WRITTEN EXERCISE – Transcribe the records exactly. Pictures do not belong in the transcription.

* * *

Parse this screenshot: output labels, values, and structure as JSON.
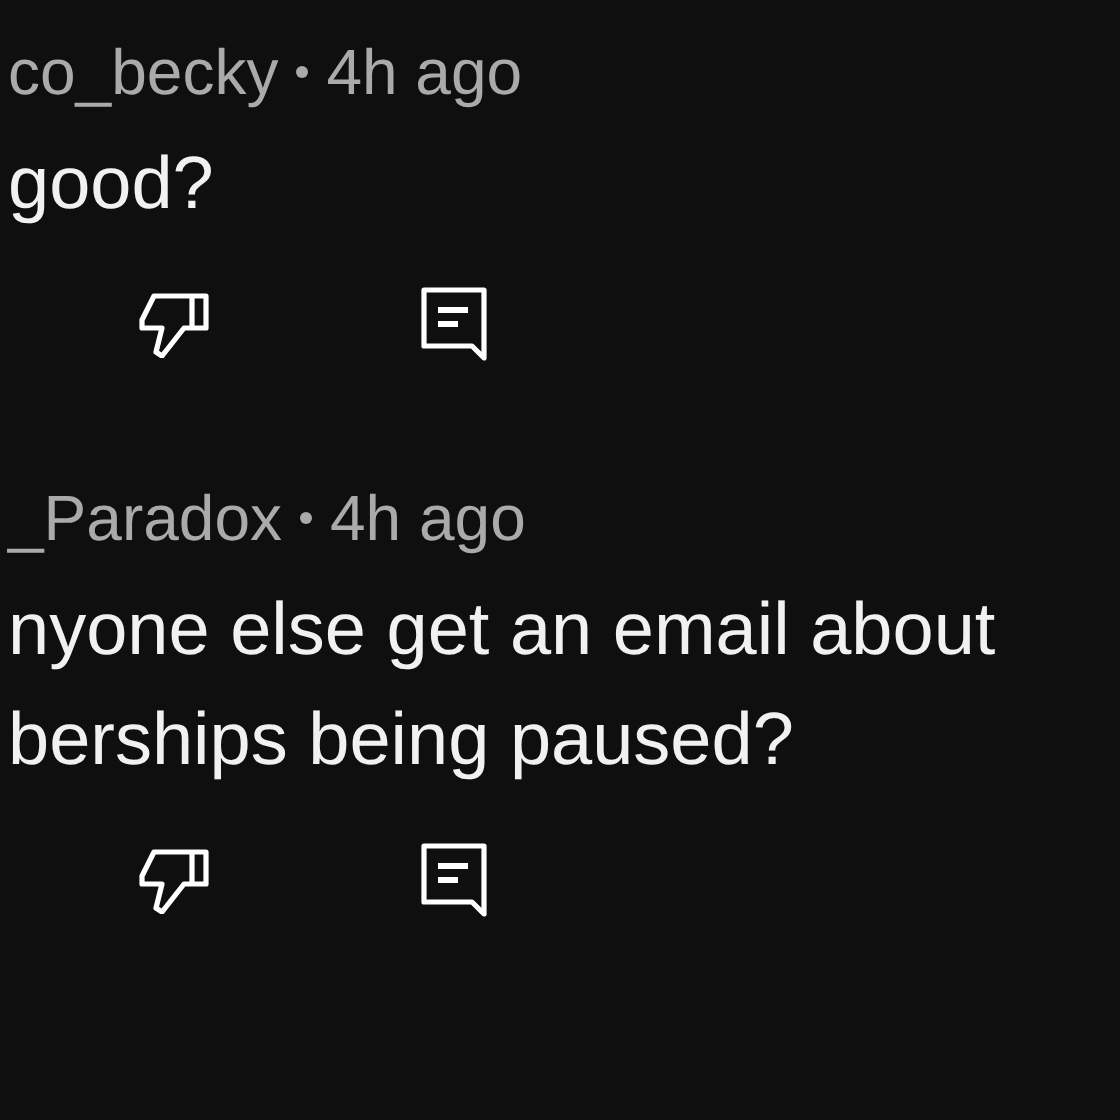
{
  "comments": [
    {
      "author": "co_becky",
      "time": "4h ago",
      "body": "good?"
    },
    {
      "author": "_Paradox",
      "time": "4h ago",
      "body": "nyone else get an email about berships being paused?"
    }
  ]
}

* * *

CORRECT ANSWER –
Parse this screenshot: output labels, values, and structure as JSON.
{
  "comments": [
    {
      "author": "co_becky",
      "time": "4h ago",
      "body": "good?"
    },
    {
      "author": "_Paradox",
      "time": "4h ago",
      "body": "nyone else get an email about berships being paused?"
    }
  ]
}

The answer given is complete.